** Begin EXTRACTED INFORMATION **

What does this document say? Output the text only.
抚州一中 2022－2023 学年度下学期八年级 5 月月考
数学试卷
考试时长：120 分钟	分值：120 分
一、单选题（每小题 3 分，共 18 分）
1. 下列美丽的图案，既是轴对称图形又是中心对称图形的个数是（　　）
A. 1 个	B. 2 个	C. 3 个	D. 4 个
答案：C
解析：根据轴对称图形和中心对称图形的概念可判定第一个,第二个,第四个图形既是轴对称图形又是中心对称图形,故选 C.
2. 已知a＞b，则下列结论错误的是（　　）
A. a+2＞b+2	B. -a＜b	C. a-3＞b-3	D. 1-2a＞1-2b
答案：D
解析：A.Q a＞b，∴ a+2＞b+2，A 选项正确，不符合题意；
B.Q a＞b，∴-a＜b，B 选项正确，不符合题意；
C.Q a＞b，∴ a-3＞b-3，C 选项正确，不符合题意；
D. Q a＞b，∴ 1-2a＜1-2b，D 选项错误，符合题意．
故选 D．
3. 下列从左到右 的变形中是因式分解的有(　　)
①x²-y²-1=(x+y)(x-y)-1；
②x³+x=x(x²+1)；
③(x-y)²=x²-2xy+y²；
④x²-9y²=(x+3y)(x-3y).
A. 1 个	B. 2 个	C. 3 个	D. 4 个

** End EXTRACTED INFORMATION **

→ **BRIEF**: Provide the number of lines in the entries that include "不符合题意", and no other text.

→ **RESULT FOR THIS EXERCISE**: 3